— Supplied records —
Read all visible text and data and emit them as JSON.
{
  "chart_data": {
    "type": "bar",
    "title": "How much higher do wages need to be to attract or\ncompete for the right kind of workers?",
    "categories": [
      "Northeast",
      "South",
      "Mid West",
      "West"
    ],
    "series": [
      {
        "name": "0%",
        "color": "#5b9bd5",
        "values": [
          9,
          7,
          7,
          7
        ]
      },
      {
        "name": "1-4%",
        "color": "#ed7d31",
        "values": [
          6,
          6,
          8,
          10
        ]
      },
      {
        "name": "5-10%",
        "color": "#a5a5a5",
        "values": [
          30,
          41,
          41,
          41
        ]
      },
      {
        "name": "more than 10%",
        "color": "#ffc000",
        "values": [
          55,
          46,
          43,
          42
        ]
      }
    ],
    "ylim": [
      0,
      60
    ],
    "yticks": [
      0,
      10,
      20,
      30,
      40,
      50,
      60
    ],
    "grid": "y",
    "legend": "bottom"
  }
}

— Exercise objective —
Give all of the entries again, word for word.

— Result of this exercise —
Read all visible text and data and emit them as JSON.
{
  "chart_data": {
    "type": "bar",
    "title": "How much higher do wages need to be to attract or\ncompete for the right kind of workers?",
    "categories": [
      "Northeast",
      "South",
      "Mid West",
      "West"
    ],
    "series": [
      {
        "name": "0%",
        "color": "#5b9bd5",
        "values": [
          9,
          7,
          7,
          7
        ]
      },
      {
        "name": "1-4%",
        "color": "#ed7d31",
        "values": [
          6,
          6,
          8,
          10
        ]
      },
      {
        "name": "5-10%",
        "color": "#a5a5a5",
        "values": [
          30,
          41,
          41,
          41
        ]
      },
      {
        "name": "more than 10%",
        "color": "#ffc000",
        "values": [
          55,
          46,
          43,
          42
        ]
      }
    ],
    "ylim": [
      0,
      60
    ],
    "yticks": [
      0,
      10,
      20,
      30,
      40,
      50,
      60
    ],
    "grid": "y",
    "legend": "bottom"
  }
}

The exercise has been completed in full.